◆ **Alıntılanan Bölüm**:
= = = = = = =

Sibel Özbudun’un Antropoloji Gözüyle Sınıf, Kimlik ve Kültür Yazıları’nı[1] okuyorum. Yazar Küreselleşme ile kültür, kimlik ve sınıf kavramlarının hem biçimsel hem de içerik olarak kimi zaman anlam daralmasına, kimi zaman da anlam genişlemesine neden olduğunu; özellikle kültür ile kimlik arasındaki ilişkilerin çok ilginç boyutlar kazandığını açıklıyor.
Küreselleşme, bilindiği gibi zamanın ruhu, toplu durumun dayatması olarak ortaya çıktı. Bu dayatma, kavramı, “yersen!” ile açıklanacak bir kavram, haline getirmiştir.
Küreselleşme, toplumları ve kurumları yeni zaman ve mekân boyutunda birleştirip bütünleştiren evrensel bir süreçtir.
Bu tanımda geçen toplumlar kavramı tüm dünya uluslarını, devletlerini de kapsıyor. Doğal olarak o toplumların bireyleri, yönetimleri, bireysel ilişkileri, inançları ve düşünceleri, gelenekler, vb. bu kavram kapsamındadır. Kurumlar kavramı ise, hangi ulus, topluluk ve devlet olursa olsun onların tüm kurumlarını (merkez, taşra, resmi, sivil vb.) içine alıyor. Zaman kavramı da, bilinmeyen, bilinemeyen, saptanamayan, üzerinde egemen olunamayan zaman anlamınadır. Mekân kavramı, her türlü organizasyonun ve yerleşimim yeri demektir.
Böyle bir tanımlamanın dışında ne kaldığını bana söyleyebilir misiniz? Çünkü geriye kalan hiçbir şey yoktur, bırakılmamıştır. Bunun anlamı, küreselleşmeyi istersen benimse, istersen benimseme o senin bileceğin bir şey; yersen! demektir!
Bu süreç, böyle bir yapılanma ile etkisi altına aldığı, tüm dünyanın ve toplumların güçlerini kırmayı ve küreselleşmeyi dayatanların istek ve arzularına uygun biçimde davranmak ve yaşamak zorunda olduklarını haykırıyor. Konunun, sosyolojik pek çok yaptırımları ve dayatmaları üzerinde durmak, bu yazının kapsamında olmadığından, salt konumuza yaptığı etkileri deşmeye ve açmaya çalışalım.
Kimlik, bireyin tanımlanması demektir. Kimliğin çok çeşitli ve içerikli yanları bulunuyor. Kimlik kişilik demektir. Kişiliğin oluşmasında küreselleşme denilen bu fırtınanın mutlak anlamda etkisi ve etkinliği altında ezilen kimliğin olduğu apaçık bir gerçekliktir. Bireyin oluşması sırasında buyurganların isteklerine karşı duracak, karşı çıkacak bireylerin yetişmesinin/ yetiştirilmesinin olanağı yoktur. Yetişiyormuş gibi yapılabilmekte ise de bunun işlevsel bir olanağı olmamaktadır.

= = = = = = =

◆ **Kaydedilen Bilgiler**:
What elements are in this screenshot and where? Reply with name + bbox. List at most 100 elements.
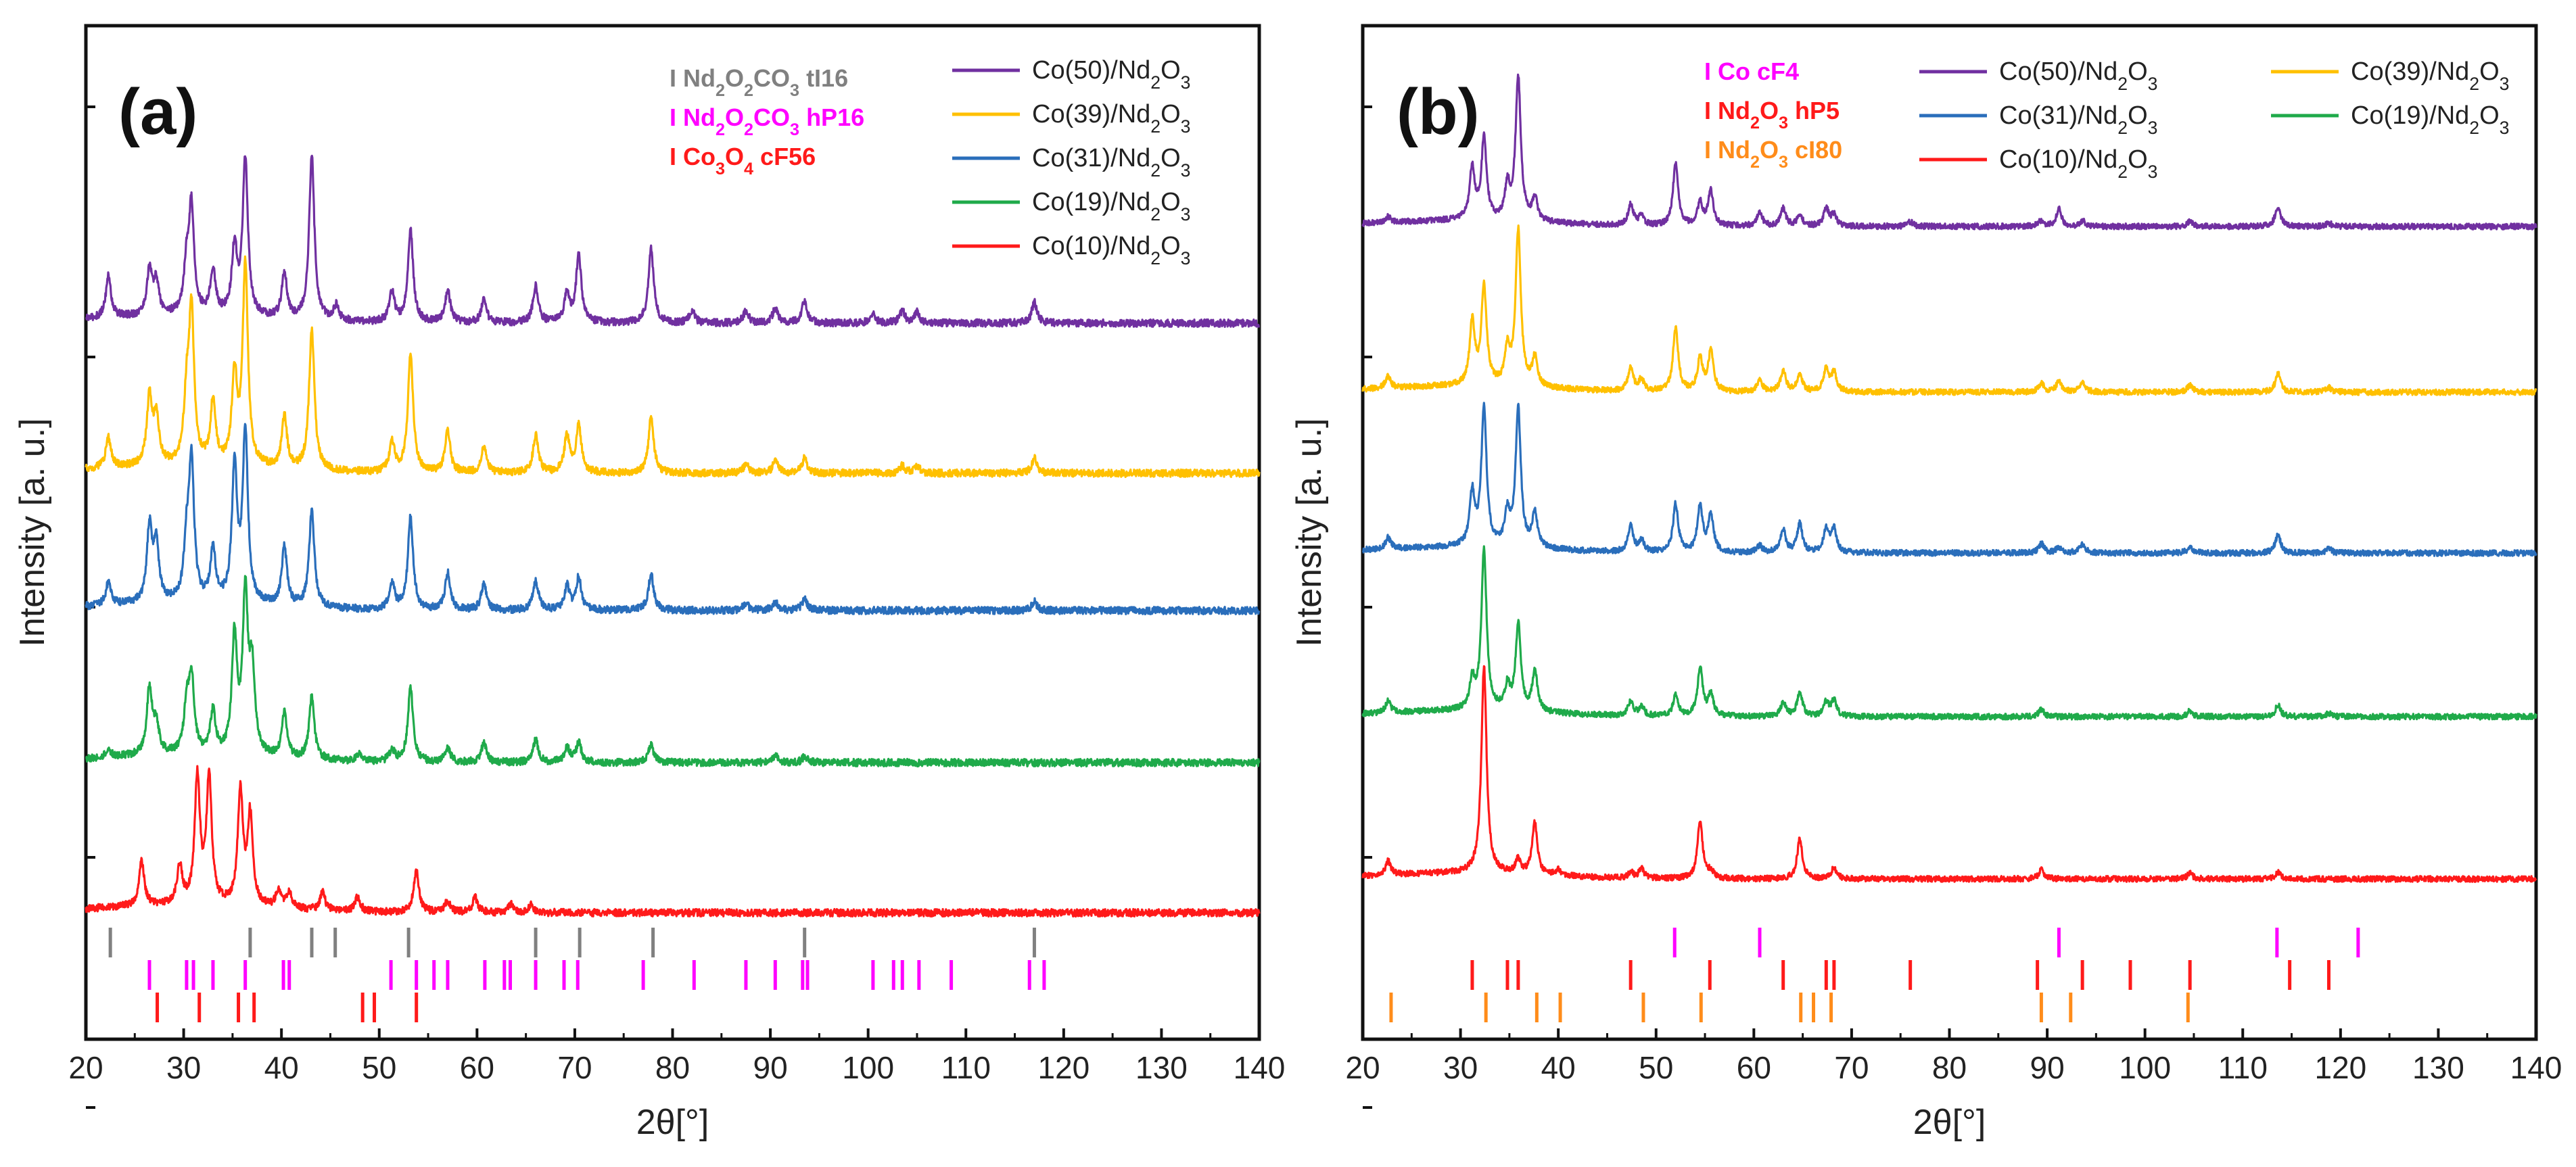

= = = = = = =

◆ **Görevler**:
• 1. Aşağıdaki ifadelerin küreselleşme ve kimlik üzerine yazıyla uyuşup uyuşmadığını belirtin; her biri için evet ya da hayır deyin ve kararı veren sözleri yazıdan aynen alıntılayın.
(a) Küreselleşme, toplumları ve kurumları yeni zaman ve mekân boyutunda birleştiren evrensel bir süreç olarak tanımlanır.
(b) Kurumlar kavramının yalnızca resmi kurumları kapsadığı söylenir.
(c) Yazar, küreselleşmenin sosyolojik yaptırımlarını ayrıntılı biçimde incelemeyi amaçladığını belirtir.
• 2. Küreselleşme ve kimlik üzerine yazıyı son cümlesinden sonra sürdürün.
Veriler, metinden bağımsız ayrı bir malzemedir.

◆ **Yanıtlar**:
• 1.
(a) Evet: “Küreselleşme, toplumları ve kurumları yeni zaman ve mekân boyutunda birleştirip bütünleştiren evrensel bir süreçtir.”
(b) Hayır: “onların tüm kurumlarını (merkez, taşra, resmi, sivil vb.) içine alıyor”
(c) Hayır: “Konunun, sosyolojik pek çok yaptırımları ve dayatmaları üzerinde durmak, bu yazının kapsamında olmadığından”

• 2.
Buyurganların isteklerine uygun bireylerin bulunduğu topluluklarda önce kendini kavrama, anlama, anlamlandırma ve ardından çevresini kavrama ve algılamanın yapılan bu kimlik oluşumu tanımına tamamen uygun olacağı apaçıktır. Toplumların biraz ileri gitmelerine olanak tanınmaması önemli bir sınır oluyor.
Buyurganların istek ve arzularına uygun biçimde oluşan ve gelişen birey ve toplukların bu zengin ve gelişmiş buyurganların istek ve arzularına uygun düzenler ve yaşama biçimleri oluşturulmasına karşı bir tutum geliştirilememektedir. Çünkü buyurganlar önceden, tüm bunları düşünerek yeni bir yaşam anlayışı, kavrayışı ve pratiğini bireylere ve topluma yukardan bir afat halinde yağdırarak el aman dedirtene dek, o bireyleri ve toplumları etkisi altına almaktadır. Artık onların istediği bir kültür oluşmaktadır ve o kültür içinde, kültürü oluşturan öteki öğeler de bu genel yapıya uygun olarak etkinlikler göstermeye başlamaktadırlar.
Yazın, sanat, şiir, resim, müzik bireysel ve toplumsal yaşam biçimi hep bu tablonun içinde kurulur, oluşturulur.
Bu duruma bir de “evrensel olunduğu” havası basılınca, tablo tamamlanmış olmaktadır.
Oysa bu evrensellik değildir. Evrensellik, dünyanın her yanında geçen ve geçerli olan bir kültüre verilen addır. Yaşanan ise salt buyurganın etkilediği biçimden başka bir şey değildir.
Kimlik, içinde soy, sop, aile, kabile, ulus, inanç, töre, gelenek, görenek gibi kavramlar ve kavramların kapsamındaki yapılanmaları da kapsıyor. Buyurganların istediği biçimde oluşan kişiliklerin ve toplumların soylarına bağlılıklarını, aile bağlarının arttırılmasını, inançlarının serbestçe yenine getirilmesini ve geleneklerini, göreneklerini dilekleri gibi yaşatmalarını sağlayıcı yardım ve yasal olanakların sağlanması halinde ortaya, yepyeni ve çok sorunlu toplumsal ve bireysel yapılanmalar çıkıyor. Her yerleşim yerinde, her ailede, kabilede, her inanç grubunda yeni yeni toplumsal adacıklarla yaşamını sürdüren, sürdüreceğini sanan grupçuklarla oluşan bir kocaman kargaşa ile karşılaşılacaktır ki bu kargaşanın yürümesi ancak, bir başka ve daha büyük keşmekeşin ortaya çıkmasına bağlı ve bağımlı olacaktır.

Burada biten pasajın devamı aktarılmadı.